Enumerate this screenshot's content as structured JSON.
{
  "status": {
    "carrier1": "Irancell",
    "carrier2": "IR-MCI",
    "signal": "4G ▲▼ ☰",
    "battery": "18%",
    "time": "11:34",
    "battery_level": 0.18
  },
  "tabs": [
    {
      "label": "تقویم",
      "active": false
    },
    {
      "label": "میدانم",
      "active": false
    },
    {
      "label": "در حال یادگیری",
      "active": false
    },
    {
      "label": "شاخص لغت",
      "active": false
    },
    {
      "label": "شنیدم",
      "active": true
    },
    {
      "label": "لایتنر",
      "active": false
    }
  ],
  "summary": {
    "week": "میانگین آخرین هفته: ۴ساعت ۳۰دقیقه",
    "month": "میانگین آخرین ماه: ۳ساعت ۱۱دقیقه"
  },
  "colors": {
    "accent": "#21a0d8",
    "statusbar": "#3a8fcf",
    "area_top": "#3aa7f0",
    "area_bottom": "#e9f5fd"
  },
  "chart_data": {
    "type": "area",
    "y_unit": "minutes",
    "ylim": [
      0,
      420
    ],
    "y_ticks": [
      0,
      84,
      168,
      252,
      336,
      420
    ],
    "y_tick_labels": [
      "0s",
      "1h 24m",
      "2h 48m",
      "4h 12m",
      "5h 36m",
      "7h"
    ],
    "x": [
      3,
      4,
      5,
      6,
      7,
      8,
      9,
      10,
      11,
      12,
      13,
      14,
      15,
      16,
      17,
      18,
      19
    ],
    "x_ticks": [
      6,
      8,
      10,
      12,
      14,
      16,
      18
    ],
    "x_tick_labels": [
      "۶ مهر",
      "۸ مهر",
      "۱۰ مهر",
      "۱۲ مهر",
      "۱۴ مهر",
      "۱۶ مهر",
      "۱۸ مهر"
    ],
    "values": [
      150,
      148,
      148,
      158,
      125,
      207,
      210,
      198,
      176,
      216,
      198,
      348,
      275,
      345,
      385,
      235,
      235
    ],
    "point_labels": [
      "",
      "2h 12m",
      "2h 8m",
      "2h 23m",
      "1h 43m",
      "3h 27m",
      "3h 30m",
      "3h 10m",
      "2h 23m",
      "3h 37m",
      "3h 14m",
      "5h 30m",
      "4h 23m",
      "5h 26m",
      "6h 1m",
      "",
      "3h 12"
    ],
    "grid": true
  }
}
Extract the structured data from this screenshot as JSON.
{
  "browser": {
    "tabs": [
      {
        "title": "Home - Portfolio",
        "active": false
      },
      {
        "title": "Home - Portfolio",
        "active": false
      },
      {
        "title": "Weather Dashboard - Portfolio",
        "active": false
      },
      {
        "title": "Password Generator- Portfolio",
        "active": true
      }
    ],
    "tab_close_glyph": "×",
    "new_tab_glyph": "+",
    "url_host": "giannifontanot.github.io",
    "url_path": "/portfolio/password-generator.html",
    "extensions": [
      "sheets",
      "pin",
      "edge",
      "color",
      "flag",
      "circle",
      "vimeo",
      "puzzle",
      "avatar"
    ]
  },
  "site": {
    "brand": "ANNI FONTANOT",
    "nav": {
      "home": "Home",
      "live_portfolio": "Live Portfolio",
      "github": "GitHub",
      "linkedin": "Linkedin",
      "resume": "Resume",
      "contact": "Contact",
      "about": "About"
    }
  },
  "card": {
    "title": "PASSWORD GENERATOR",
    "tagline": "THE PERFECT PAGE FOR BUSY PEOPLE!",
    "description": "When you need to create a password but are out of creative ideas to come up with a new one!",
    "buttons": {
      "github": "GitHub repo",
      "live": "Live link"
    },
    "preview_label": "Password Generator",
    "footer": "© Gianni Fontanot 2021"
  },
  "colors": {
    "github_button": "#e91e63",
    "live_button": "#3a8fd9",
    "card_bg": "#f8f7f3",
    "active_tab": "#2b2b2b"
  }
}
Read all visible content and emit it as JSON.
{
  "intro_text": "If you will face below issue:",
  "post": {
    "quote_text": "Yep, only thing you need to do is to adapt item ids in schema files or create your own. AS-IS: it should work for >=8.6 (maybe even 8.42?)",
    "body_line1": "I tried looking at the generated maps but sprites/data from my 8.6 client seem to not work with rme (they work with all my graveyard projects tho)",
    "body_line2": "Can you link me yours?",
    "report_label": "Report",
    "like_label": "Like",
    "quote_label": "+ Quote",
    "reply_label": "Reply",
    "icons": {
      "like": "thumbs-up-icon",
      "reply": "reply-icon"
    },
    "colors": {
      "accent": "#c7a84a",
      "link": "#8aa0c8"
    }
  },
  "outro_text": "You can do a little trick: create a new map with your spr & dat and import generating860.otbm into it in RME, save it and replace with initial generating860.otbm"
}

========================================

▸ TO BE DONE:
Tell how many lines include "need". The number is the whole answer.

▸ THE REPLY:
2